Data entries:
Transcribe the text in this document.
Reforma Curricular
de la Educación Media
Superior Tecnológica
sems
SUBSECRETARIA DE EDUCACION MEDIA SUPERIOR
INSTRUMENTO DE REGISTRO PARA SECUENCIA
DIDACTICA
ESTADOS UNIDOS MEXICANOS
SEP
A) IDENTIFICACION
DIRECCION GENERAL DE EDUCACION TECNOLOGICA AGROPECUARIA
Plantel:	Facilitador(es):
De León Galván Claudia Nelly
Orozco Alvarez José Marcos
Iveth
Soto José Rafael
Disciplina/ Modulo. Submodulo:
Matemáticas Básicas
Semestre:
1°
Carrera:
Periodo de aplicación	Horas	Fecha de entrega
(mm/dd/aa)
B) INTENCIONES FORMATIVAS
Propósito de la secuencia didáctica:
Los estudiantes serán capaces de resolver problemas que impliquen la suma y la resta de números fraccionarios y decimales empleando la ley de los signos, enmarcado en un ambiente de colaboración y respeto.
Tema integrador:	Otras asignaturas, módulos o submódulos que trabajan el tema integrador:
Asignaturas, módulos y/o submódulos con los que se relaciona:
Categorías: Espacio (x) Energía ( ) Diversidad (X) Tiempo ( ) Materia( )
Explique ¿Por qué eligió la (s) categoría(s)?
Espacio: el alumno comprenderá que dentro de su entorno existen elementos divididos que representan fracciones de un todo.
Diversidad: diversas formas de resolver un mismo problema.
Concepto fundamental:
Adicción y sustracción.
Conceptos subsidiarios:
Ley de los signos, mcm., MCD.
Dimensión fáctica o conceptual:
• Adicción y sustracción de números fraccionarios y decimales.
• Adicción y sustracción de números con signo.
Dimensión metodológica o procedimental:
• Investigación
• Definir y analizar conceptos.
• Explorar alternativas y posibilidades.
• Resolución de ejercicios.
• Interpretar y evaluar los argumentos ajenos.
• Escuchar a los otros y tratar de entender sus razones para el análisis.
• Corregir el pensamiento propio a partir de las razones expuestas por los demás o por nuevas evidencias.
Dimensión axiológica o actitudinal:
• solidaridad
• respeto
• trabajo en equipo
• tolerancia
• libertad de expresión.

...

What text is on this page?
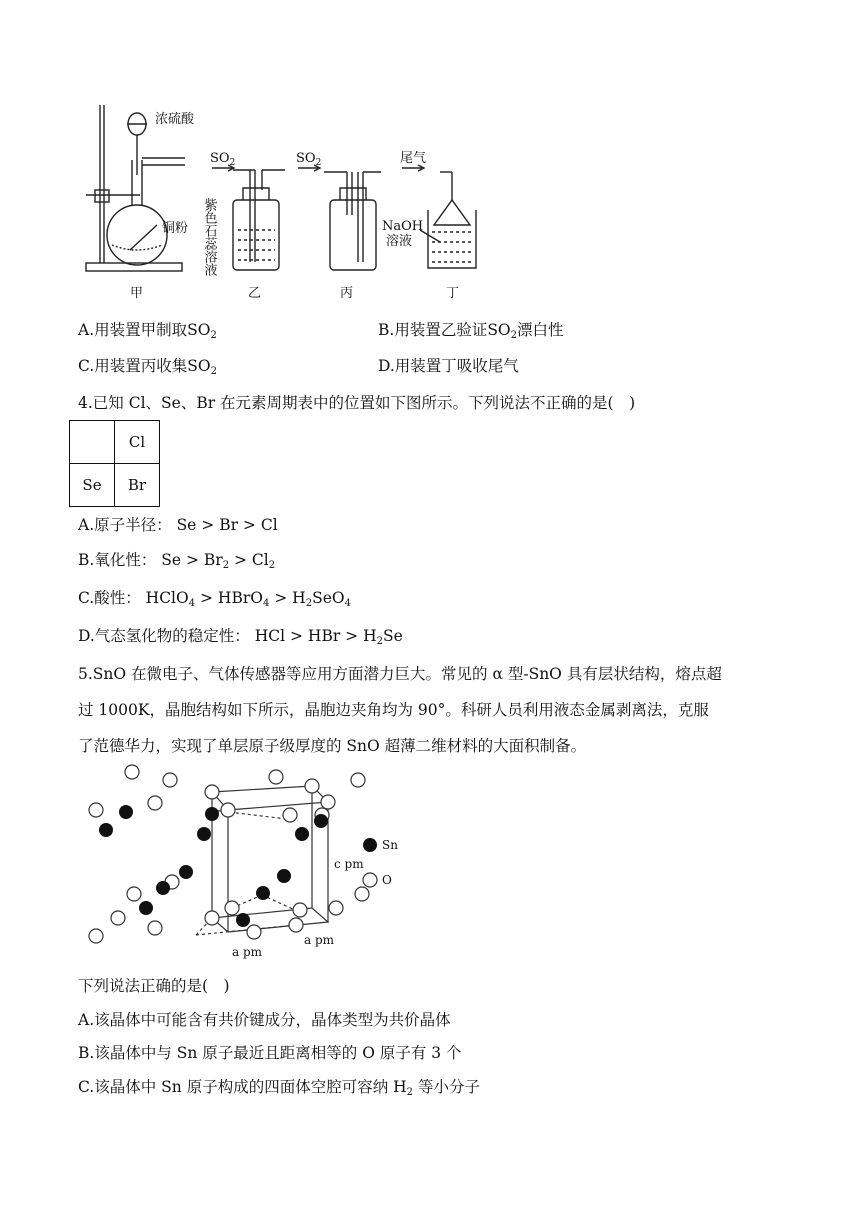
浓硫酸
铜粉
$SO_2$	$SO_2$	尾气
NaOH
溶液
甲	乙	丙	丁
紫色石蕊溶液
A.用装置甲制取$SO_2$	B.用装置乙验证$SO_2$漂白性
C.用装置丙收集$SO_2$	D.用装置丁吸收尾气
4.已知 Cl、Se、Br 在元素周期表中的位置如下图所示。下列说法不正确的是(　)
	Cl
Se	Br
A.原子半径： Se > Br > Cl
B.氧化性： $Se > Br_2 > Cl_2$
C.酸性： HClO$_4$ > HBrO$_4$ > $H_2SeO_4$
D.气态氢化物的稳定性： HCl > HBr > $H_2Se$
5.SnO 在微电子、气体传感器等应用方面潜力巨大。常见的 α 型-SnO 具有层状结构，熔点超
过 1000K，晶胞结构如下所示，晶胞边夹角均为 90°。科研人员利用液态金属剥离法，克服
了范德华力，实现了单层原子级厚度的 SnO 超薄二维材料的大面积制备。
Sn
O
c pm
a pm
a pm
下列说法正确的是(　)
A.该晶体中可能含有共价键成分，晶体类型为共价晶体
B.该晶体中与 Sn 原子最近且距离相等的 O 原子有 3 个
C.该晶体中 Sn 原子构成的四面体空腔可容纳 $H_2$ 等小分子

Set exercise: Count the lines of the listing above that include the word "Adicción" and state the total with nothing else.

Complete response: 3